--- Records shown ---

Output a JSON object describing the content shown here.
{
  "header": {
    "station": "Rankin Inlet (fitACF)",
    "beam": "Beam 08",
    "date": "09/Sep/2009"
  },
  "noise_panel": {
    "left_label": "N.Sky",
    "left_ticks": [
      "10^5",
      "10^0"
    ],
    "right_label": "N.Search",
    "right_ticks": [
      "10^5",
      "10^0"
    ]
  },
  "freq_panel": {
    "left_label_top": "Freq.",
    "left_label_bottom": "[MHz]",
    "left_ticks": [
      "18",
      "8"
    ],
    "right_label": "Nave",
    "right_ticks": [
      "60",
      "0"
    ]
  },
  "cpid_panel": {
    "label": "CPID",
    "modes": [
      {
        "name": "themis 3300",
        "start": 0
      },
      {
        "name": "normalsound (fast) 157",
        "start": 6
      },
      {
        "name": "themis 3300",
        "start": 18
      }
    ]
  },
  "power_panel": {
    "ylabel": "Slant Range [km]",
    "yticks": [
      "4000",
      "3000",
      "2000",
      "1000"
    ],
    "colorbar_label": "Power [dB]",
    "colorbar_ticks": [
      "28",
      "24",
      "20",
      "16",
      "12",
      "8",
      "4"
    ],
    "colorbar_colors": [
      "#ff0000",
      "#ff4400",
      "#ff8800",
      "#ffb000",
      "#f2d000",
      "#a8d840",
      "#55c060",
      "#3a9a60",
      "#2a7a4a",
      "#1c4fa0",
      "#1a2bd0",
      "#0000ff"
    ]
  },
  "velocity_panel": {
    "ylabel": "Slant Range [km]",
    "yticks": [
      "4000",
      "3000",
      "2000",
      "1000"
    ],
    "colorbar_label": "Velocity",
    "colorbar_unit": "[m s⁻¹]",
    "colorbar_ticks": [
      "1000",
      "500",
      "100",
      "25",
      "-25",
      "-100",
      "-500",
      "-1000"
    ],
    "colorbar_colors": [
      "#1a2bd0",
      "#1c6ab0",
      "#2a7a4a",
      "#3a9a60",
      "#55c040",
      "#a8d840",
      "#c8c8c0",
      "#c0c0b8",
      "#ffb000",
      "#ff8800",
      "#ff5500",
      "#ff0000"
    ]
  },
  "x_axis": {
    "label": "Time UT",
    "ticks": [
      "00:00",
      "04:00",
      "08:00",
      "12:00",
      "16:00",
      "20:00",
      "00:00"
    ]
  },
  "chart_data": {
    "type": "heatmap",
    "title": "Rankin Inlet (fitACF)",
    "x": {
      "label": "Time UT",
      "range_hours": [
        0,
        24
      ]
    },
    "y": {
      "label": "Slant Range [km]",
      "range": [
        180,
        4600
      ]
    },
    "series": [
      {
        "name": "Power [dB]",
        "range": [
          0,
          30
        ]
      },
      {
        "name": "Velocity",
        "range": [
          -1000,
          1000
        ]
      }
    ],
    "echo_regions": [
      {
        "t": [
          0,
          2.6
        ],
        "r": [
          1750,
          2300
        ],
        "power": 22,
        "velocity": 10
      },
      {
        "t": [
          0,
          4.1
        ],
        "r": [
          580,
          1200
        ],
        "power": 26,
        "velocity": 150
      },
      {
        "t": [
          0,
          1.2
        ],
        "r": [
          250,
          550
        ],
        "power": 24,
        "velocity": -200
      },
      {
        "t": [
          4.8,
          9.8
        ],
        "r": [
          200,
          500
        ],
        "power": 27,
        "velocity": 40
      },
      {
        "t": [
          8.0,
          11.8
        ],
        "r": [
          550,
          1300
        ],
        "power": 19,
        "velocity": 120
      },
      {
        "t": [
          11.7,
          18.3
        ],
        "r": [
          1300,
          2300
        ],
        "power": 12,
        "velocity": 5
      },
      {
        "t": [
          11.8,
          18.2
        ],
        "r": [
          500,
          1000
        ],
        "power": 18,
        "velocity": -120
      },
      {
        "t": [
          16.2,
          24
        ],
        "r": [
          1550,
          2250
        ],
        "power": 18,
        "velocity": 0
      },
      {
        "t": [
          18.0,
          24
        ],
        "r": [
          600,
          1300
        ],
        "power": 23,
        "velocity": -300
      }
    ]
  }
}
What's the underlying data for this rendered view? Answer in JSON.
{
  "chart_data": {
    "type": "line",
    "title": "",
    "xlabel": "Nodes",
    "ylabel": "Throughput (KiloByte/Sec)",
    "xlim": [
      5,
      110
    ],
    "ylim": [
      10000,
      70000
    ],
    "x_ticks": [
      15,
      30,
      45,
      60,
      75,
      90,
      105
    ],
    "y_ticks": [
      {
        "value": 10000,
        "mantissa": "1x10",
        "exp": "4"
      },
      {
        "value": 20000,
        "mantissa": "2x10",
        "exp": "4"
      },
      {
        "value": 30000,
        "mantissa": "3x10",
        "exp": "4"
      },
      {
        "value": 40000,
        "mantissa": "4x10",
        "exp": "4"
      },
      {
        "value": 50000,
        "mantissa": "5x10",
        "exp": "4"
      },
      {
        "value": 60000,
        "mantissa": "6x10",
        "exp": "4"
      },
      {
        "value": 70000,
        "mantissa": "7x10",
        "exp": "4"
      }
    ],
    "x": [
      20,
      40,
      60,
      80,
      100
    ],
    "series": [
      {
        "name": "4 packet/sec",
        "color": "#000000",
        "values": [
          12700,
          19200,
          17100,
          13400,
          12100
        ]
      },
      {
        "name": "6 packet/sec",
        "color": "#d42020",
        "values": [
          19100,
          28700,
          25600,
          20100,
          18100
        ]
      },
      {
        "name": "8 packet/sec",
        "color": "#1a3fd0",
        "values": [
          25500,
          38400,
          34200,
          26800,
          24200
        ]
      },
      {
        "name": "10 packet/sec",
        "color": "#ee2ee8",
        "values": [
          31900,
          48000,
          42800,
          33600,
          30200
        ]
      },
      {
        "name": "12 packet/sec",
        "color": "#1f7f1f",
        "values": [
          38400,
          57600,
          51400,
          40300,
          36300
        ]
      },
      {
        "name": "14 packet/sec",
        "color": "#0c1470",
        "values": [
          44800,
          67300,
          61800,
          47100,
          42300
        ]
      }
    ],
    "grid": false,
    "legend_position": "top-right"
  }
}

---

▸ **Goal of the exercise**
Extract the data exactly as given.

▸ **Correct response**
Output a JSON object describing the content shown here.
{
  "header": {
    "station": "Rankin Inlet (fitACF)",
    "beam": "Beam 08",
    "date": "09/Sep/2009"
  },
  "noise_panel": {
    "left_label": "N.Sky",
    "left_ticks": [
      "10^5",
      "10^0"
    ],
    "right_label": "N.Search",
    "right_ticks": [
      "10^5",
      "10^0"
    ]
  },
  "freq_panel": {
    "left_label_top": "Freq.",
    "left_label_bottom": "[MHz]",
    "left_ticks": [
      "18",
      "8"
    ],
    "right_label": "Nave",
    "right_ticks": [
      "60",
      "0"
    ]
  },
  "cpid_panel": {
    "label": "CPID",
    "modes": [
      {
        "name": "themis 3300",
        "start": 0
      },
      {
        "name": "normalsound (fast) 157",
        "start": 6
      },
      {
        "name": "themis 3300",
        "start": 18
      }
    ]
  },
  "power_panel": {
    "ylabel": "Slant Range [km]",
    "yticks": [
      "4000",
      "3000",
      "2000",
      "1000"
    ],
    "colorbar_label": "Power [dB]",
    "colorbar_ticks": [
      "28",
      "24",
      "20",
      "16",
      "12",
      "8",
      "4"
    ],
    "colorbar_colors": [
      "#ff0000",
      "#ff4400",
      "#ff8800",
      "#ffb000",
      "#f2d000",
      "#a8d840",
      "#55c060",
      "#3a9a60",
      "#2a7a4a",
      "#1c4fa0",
      "#1a2bd0",
      "#0000ff"
    ]
  },
  "velocity_panel": {
    "ylabel": "Slant Range [km]",
    "yticks": [
      "4000",
      "3000",
      "2000",
      "1000"
    ],
    "colorbar_label": "Velocity",
    "colorbar_unit": "[m s⁻¹]",
    "colorbar_ticks": [
      "1000",
      "500",
      "100",
      "25",
      "-25",
      "-100",
      "-500",
      "-1000"
    ],
    "colorbar_colors": [
      "#1a2bd0",
      "#1c6ab0",
      "#2a7a4a",
      "#3a9a60",
      "#55c040",
      "#a8d840",
      "#c8c8c0",
      "#c0c0b8",
      "#ffb000",
      "#ff8800",
      "#ff5500",
      "#ff0000"
    ]
  },
  "x_axis": {
    "label": "Time UT",
    "ticks": [
      "00:00",
      "04:00",
      "08:00",
      "12:00",
      "16:00",
      "20:00",
      "00:00"
    ]
  },
  "chart_data": {
    "type": "heatmap",
    "title": "Rankin Inlet (fitACF)",
    "x": {
      "label": "Time UT",
      "range_hours": [
        0,
        24
      ]
    },
    "y": {
      "label": "Slant Range [km]",
      "range": [
        180,
        4600
      ]
    },
    "series": [
      {
        "name": "Power [dB]",
        "range": [
          0,
          30
        ]
      },
      {
        "name": "Velocity",
        "range": [
          -1000,
          1000
        ]
      }
    ],
    "echo_regions": [
      {
        "t": [
          0,
          2.6
        ],
        "r": [
          1750,
          2300
        ],
        "power": 22,
        "velocity": 10
      },
      {
        "t": [
          0,
          4.1
        ],
        "r": [
          580,
          1200
        ],
        "power": 26,
        "velocity": 150
      },
      {
        "t": [
          0,
          1.2
        ],
        "r": [
          250,
          550
        ],
        "power": 24,
        "velocity": -200
      },
      {
        "t": [
          4.8,
          9.8
        ],
        "r": [
          200,
          500
        ],
        "power": 27,
        "velocity": 40
      },
      {
        "t": [
          8.0,
          11.8
        ],
        "r": [
          550,
          1300
        ],
        "power": 19,
        "velocity": 120
      },
      {
        "t": [
          11.7,
          18.3
        ],
        "r": [
          1300,
          2300
        ],
        "power": 12,
        "velocity": 5
      },
      {
        "t": [
          11.8,
          18.2
        ],
        "r": [
          500,
          1000
        ],
        "power": 18,
        "velocity": -120
      },
      {
        "t": [
          16.2,
          24
        ],
        "r": [
          1550,
          2250
        ],
        "power": 18,
        "velocity": 0
      },
      {
        "t": [
          18.0,
          24
        ],
        "r": [
          600,
          1300
        ],
        "power": 23,
        "velocity": -300
      }
    ]
  }
}
What's the underlying data for this rendered view? Answer in JSON.
{
  "chart_data": {
    "type": "line",
    "title": "",
    "xlabel": "Nodes",
    "ylabel": "Throughput (KiloByte/Sec)",
    "xlim": [
      5,
      110
    ],
    "ylim": [
      10000,
      70000
    ],
    "x_ticks": [
      15,
      30,
      45,
      60,
      75,
      90,
      105
    ],
    "y_ticks": [
      {
        "value": 10000,
        "mantissa": "1x10",
        "exp": "4"
      },
      {
        "value": 20000,
        "mantissa": "2x10",
        "exp": "4"
      },
      {
        "value": 30000,
        "mantissa": "3x10",
        "exp": "4"
      },
      {
        "value": 40000,
        "mantissa": "4x10",
        "exp": "4"
      },
      {
        "value": 50000,
        "mantissa": "5x10",
        "exp": "4"
      },
      {
        "value": 60000,
        "mantissa": "6x10",
        "exp": "4"
      },
      {
        "value": 70000,
        "mantissa": "7x10",
        "exp": "4"
      }
    ],
    "x": [
      20,
      40,
      60,
      80,
      100
    ],
    "series": [
      {
        "name": "4 packet/sec",
        "color": "#000000",
        "values": [
          12700,
          19200,
          17100,
          13400,
          12100
        ]
      },
      {
        "name": "6 packet/sec",
        "color": "#d42020",
        "values": [
          19100,
          28700,
          25600,
          20100,
          18100
        ]
      },
      {
        "name": "8 packet/sec",
        "color": "#1a3fd0",
        "values": [
          25500,
          38400,
          34200,
          26800,
          24200
        ]
      },
      {
        "name": "10 packet/sec",
        "color": "#ee2ee8",
        "values": [
          31900,
          48000,
          42800,
          33600,
          30200
        ]
      },
      {
        "name": "12 packet/sec",
        "color": "#1f7f1f",
        "values": [
          38400,
          57600,
          51400,
          40300,
          36300
        ]
      },
      {
        "name": "14 packet/sec",
        "color": "#0c1470",
        "values": [
          44800,
          67300,
          61800,
          47100,
          42300
        ]
      }
    ],
    "grid": false,
    "legend_position": "top-right"
  }
}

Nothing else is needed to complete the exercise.